• **What is needed**
Collect each line of the records containing the string "Expected".

• **Listed entries**
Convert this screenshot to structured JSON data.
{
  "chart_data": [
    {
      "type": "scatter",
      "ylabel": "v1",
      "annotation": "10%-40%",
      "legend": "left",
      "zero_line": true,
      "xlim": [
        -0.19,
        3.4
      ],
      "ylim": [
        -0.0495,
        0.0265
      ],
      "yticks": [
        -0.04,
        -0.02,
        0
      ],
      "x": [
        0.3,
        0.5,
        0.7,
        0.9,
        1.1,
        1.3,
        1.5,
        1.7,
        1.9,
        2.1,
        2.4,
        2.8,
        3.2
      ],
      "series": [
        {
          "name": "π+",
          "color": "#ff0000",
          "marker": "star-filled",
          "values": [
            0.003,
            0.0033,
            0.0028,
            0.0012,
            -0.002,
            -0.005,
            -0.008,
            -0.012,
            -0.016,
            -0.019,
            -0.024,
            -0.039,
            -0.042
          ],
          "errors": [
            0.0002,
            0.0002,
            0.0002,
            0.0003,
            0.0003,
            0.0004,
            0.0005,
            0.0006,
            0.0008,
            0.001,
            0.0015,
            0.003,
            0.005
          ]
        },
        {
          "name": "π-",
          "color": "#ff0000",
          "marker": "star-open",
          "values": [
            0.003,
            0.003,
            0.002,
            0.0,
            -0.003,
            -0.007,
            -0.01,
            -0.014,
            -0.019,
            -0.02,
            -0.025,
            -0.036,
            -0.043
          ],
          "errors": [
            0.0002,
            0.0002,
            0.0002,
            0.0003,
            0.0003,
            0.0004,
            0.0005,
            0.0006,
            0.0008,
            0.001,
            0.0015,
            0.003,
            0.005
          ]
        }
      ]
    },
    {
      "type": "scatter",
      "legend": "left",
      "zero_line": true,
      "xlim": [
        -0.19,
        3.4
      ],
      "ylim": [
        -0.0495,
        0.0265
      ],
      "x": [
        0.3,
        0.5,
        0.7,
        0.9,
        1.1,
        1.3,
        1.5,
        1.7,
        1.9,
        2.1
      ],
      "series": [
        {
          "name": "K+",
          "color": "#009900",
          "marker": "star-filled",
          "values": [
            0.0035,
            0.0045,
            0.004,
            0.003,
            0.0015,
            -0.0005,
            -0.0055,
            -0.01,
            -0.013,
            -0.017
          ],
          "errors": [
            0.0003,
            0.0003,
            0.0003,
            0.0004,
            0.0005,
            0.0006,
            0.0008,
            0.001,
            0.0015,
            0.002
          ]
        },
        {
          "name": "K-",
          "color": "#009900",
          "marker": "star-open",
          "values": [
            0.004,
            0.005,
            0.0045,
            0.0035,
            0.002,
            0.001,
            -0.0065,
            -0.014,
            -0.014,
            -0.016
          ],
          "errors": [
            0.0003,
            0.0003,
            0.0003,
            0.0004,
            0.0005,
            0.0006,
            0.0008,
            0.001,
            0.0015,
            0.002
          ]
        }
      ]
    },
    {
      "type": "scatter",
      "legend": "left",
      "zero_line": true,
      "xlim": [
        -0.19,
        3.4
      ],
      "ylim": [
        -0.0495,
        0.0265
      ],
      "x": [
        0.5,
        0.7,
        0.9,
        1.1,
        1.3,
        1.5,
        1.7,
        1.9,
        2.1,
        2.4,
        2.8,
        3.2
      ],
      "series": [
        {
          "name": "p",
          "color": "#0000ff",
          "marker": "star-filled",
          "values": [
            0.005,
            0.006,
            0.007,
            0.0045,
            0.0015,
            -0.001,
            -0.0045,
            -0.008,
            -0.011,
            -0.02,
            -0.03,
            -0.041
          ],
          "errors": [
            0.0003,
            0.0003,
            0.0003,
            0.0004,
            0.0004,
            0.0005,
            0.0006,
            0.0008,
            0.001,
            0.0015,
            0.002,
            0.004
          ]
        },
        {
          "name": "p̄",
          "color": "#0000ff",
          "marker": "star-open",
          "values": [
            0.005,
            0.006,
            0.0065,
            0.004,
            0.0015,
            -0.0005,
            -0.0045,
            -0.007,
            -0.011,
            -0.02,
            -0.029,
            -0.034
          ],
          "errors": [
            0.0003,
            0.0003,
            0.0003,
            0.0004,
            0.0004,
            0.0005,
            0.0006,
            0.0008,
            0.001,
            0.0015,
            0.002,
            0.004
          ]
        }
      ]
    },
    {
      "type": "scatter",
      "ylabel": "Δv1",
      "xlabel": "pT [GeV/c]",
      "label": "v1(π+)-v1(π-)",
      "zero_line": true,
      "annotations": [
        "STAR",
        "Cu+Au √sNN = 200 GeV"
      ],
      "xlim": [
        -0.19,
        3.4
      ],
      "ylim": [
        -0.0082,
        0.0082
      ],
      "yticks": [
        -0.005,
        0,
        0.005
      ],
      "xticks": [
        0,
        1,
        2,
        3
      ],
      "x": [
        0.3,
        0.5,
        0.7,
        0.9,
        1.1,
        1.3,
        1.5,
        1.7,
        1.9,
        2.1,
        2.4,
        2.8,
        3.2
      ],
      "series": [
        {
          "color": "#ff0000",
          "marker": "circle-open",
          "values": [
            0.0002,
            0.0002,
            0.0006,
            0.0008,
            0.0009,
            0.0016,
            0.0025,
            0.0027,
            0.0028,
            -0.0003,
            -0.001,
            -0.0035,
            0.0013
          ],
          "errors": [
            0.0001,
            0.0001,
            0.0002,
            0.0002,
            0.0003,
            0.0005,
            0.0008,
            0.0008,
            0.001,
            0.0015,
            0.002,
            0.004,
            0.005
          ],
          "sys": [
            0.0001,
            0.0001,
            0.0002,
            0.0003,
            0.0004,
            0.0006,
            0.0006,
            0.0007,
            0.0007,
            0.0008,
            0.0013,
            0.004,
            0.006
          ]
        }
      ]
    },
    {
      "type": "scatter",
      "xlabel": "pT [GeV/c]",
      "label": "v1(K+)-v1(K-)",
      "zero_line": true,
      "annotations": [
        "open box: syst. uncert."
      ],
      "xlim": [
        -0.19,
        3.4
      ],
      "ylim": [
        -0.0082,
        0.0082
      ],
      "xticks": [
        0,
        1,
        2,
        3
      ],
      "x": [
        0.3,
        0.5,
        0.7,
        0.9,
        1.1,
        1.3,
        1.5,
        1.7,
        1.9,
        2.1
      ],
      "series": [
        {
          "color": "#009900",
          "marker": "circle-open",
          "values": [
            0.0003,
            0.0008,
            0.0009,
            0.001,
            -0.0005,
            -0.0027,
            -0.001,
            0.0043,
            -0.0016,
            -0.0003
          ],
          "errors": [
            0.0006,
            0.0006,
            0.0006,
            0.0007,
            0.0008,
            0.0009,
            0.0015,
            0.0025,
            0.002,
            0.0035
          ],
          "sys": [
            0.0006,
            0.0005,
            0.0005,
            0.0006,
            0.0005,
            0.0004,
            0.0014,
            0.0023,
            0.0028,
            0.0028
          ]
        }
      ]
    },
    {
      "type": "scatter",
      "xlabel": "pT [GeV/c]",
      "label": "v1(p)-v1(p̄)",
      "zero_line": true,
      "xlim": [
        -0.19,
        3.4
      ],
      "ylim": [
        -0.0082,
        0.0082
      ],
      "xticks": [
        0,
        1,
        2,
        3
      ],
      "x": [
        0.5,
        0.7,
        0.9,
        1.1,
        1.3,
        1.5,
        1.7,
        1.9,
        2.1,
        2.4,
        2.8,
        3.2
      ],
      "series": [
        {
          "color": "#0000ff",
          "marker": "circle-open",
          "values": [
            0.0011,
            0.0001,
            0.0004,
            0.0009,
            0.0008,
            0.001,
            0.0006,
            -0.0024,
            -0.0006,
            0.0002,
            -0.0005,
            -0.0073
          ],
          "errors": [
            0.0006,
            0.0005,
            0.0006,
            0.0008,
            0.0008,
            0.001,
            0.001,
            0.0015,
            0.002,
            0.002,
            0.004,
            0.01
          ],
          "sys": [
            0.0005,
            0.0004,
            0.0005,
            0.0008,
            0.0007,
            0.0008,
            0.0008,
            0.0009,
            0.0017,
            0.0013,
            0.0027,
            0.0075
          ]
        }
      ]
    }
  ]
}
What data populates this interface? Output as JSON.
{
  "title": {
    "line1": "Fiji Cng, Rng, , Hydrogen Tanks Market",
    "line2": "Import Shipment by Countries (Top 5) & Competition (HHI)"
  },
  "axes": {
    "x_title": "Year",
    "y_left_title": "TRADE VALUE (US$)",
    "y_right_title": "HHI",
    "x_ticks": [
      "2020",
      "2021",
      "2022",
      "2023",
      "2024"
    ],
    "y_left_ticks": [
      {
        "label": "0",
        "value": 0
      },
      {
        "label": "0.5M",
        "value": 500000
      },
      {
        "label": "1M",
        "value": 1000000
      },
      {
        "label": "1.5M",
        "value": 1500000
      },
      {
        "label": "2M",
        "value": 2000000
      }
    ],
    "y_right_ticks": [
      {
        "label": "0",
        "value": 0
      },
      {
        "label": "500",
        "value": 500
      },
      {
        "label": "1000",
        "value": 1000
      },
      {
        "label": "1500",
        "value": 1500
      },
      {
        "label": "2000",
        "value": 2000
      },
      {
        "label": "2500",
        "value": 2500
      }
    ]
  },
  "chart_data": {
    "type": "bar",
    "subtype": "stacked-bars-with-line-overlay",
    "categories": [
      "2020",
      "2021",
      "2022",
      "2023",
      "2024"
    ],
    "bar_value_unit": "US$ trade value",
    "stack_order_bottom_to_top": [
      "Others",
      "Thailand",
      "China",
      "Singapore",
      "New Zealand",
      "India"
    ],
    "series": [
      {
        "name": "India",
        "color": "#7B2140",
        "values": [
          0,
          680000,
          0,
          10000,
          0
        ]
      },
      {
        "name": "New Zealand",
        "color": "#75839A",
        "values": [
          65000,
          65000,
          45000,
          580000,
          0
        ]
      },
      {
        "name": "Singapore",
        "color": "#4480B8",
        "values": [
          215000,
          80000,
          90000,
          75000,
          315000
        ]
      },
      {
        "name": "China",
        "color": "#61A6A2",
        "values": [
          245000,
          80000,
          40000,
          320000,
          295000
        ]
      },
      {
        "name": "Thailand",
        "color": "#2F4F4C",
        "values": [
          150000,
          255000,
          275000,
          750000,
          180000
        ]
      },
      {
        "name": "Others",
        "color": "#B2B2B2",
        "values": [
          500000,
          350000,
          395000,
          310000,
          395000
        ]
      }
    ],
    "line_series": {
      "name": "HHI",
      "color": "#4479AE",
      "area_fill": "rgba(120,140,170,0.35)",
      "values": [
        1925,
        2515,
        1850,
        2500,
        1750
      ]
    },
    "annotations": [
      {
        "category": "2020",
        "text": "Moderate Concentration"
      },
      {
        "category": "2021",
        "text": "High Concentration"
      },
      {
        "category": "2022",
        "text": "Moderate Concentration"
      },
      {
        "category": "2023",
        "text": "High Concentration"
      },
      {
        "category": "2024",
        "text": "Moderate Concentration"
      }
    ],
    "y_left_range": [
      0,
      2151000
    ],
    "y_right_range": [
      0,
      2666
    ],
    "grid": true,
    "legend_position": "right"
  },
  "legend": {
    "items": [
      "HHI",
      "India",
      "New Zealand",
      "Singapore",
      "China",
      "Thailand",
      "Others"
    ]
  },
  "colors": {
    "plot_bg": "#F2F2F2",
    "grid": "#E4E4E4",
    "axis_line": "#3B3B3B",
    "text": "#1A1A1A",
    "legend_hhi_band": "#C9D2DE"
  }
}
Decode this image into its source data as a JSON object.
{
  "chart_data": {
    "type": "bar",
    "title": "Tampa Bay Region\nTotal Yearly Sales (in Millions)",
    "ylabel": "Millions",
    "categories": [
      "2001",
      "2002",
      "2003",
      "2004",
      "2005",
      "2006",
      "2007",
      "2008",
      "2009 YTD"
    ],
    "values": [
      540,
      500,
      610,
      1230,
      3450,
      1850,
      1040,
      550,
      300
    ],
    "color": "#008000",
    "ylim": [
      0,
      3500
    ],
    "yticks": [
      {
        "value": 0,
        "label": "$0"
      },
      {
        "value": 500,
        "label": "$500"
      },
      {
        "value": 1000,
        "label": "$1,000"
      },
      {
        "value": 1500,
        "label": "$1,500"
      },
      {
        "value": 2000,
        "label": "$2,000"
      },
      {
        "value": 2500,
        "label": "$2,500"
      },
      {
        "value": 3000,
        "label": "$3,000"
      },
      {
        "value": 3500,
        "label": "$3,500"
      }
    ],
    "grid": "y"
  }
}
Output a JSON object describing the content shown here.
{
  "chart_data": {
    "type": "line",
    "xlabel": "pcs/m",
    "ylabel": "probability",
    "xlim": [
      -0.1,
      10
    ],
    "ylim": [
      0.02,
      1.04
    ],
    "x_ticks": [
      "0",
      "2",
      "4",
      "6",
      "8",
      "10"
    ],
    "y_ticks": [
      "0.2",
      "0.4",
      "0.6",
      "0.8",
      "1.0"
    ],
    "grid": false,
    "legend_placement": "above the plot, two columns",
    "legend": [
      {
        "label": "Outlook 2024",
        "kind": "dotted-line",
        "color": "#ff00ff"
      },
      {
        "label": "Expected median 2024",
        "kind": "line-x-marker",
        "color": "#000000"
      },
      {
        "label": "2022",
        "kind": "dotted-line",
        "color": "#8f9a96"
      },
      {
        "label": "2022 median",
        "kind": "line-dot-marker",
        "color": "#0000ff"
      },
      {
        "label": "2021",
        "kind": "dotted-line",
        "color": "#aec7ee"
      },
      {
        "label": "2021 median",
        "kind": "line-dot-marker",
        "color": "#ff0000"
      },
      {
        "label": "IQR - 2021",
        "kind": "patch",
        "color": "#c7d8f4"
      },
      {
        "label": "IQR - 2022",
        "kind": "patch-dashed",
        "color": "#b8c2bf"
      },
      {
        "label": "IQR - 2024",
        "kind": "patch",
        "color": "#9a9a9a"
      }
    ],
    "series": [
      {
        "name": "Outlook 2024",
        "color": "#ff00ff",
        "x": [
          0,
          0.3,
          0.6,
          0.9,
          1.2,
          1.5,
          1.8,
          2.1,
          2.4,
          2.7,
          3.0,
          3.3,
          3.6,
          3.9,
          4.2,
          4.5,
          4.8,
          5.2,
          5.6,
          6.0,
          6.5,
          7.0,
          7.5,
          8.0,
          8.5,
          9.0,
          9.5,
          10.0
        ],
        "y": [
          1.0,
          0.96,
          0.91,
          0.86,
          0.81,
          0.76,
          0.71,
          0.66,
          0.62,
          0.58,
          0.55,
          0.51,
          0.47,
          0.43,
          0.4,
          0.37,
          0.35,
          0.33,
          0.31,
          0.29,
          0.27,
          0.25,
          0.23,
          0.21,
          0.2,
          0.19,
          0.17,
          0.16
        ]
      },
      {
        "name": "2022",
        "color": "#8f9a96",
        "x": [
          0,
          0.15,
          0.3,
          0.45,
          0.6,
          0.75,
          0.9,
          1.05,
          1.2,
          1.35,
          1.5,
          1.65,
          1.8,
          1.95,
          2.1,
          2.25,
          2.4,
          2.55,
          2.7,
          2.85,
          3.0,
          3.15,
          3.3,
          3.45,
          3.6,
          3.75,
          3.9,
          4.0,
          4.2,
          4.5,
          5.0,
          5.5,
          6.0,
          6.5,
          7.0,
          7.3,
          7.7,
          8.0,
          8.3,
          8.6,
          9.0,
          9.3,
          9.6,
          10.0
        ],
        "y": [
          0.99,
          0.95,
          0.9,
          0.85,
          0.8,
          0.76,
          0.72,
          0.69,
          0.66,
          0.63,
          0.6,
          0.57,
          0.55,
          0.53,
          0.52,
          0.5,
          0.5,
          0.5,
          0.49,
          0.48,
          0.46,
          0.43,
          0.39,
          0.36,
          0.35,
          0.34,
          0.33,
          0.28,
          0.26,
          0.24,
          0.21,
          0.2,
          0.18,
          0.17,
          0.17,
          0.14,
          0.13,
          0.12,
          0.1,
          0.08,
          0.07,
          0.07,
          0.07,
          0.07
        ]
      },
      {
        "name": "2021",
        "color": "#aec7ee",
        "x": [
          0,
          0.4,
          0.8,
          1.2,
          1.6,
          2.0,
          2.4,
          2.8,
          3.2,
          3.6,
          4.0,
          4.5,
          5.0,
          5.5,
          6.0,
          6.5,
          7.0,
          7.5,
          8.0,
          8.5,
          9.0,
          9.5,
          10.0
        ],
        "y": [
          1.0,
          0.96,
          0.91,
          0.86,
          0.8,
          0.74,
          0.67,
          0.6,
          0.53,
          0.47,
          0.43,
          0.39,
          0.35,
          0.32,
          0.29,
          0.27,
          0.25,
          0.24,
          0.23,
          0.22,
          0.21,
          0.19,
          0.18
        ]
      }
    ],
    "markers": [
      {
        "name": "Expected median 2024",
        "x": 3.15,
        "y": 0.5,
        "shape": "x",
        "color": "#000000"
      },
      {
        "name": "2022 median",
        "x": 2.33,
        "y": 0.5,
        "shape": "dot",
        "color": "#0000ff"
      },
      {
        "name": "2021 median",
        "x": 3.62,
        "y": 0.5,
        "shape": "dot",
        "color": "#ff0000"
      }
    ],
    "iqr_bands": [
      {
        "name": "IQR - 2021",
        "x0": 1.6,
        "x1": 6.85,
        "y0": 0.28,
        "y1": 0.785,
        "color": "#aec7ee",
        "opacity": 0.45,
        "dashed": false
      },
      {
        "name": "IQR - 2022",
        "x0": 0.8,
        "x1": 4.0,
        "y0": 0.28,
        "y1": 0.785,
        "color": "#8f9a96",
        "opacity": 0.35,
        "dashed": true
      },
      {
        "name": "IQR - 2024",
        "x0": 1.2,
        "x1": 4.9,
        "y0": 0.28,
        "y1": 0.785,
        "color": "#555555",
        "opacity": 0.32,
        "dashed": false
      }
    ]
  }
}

• **Solved exercise**
        "label": "Expected median 2024",
        "name": "Expected median 2024",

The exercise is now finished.